Instructions for the task | Check each line for the word "plus" and report how many have it. Give nothing else.

Source material |
╭──

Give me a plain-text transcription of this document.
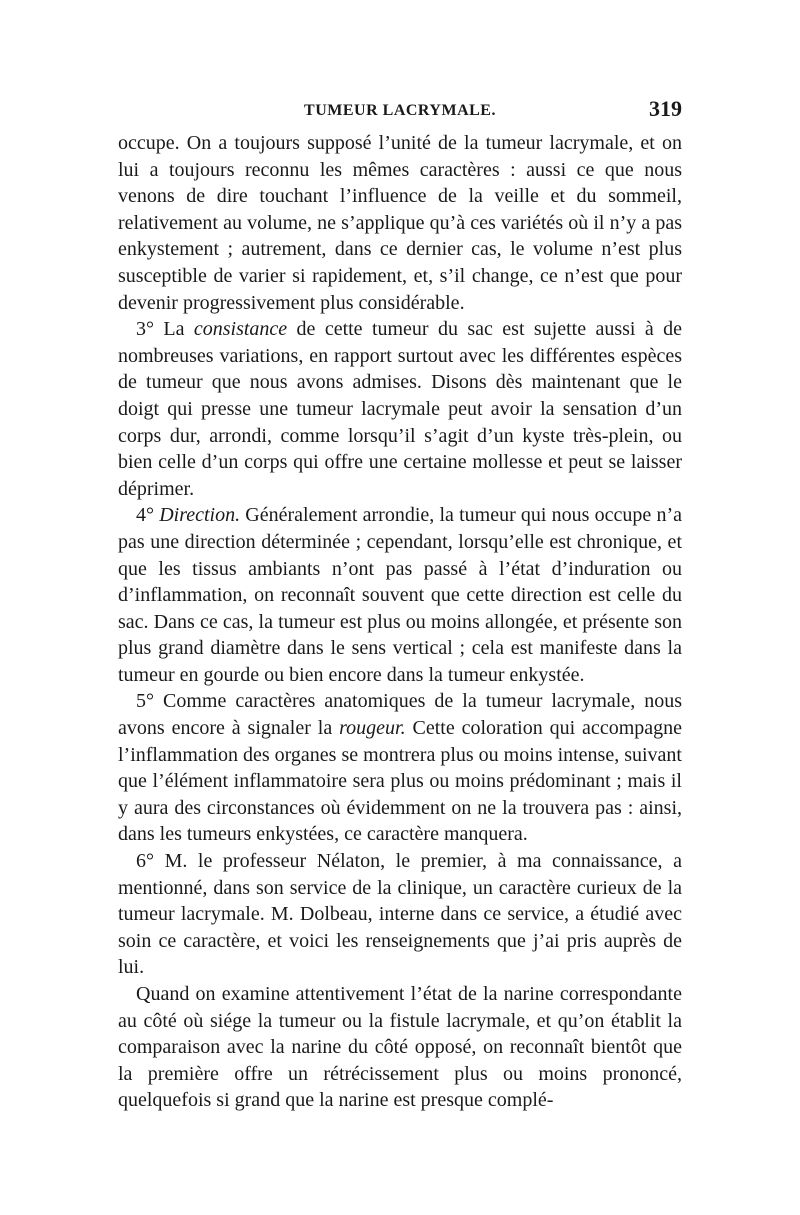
TUMEUR LACRYMALE.	319

occupe. On a toujours supposé l’unité de la tumeur lacrymale, et on lui a toujours reconnu les mêmes caractères : aussi ce que nous venons de dire touchant l’influence de la veille et du sommeil, relativement au volume, ne s’applique qu’à ces variétés où il n’y a pas enkystement ; autrement, dans ce dernier cas, le volume n’est plus susceptible de varier si rapidement, et, s’il change, ce n’est que pour devenir progressivement plus considérable.

3° La consistance de cette tumeur du sac est sujette aussi à de nombreuses variations, en rapport surtout avec les différentes espèces de tumeur que nous avons admises. Disons dès maintenant que le doigt qui presse une tumeur lacrymale peut avoir la sensation d’un corps dur, arrondi, comme lorsqu’il s’agit d’un kyste très-plein, ou bien celle d’un corps qui offre une certaine mollesse et peut se laisser déprimer.

4° Direction. Généralement arrondie, la tumeur qui nous occupe n’a pas une direction déterminée ; cependant, lorsqu’elle est chronique, et que les tissus ambiants n’ont pas passé à l’état d’induration ou d’inflammation, on reconnaît souvent que cette direction est celle du sac. Dans ce cas, la tumeur est plus ou moins allongée, et présente son plus grand diamètre dans le sens vertical ; cela est manifeste dans la tumeur en gourde ou bien encore dans la tumeur enkystée.

5° Comme caractères anatomiques de la tumeur lacrymale, nous avons encore à signaler la rougeur. Cette coloration qui accompagne l’inflammation des organes se montrera plus ou moins intense, suivant que l’élément inflammatoire sera plus ou moins prédominant ; mais il y aura des circonstances où évidemment on ne la trouvera pas : ainsi, dans les tumeurs enkystées, ce caractère manquera.

6° M. le professeur Nélaton, le premier, à ma connaissance, a mentionné, dans son service de la clinique, un caractère curieux de la tumeur lacrymale. M. Dolbeau, interne dans ce service, a étudié avec soin ce caractère, et voici les renseignements que j’ai pris auprès de lui.

Quand on examine attentivement l’état de la narine correspondante au côté où siége la tumeur ou la fistule lacrymale, et qu’on établit la comparaison avec la narine du côté opposé, on reconnaît bientôt que la première offre un rétrécissement plus ou moins prononcé, quelquefois si grand que la narine est presque complé-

╰──

Result of the task | 4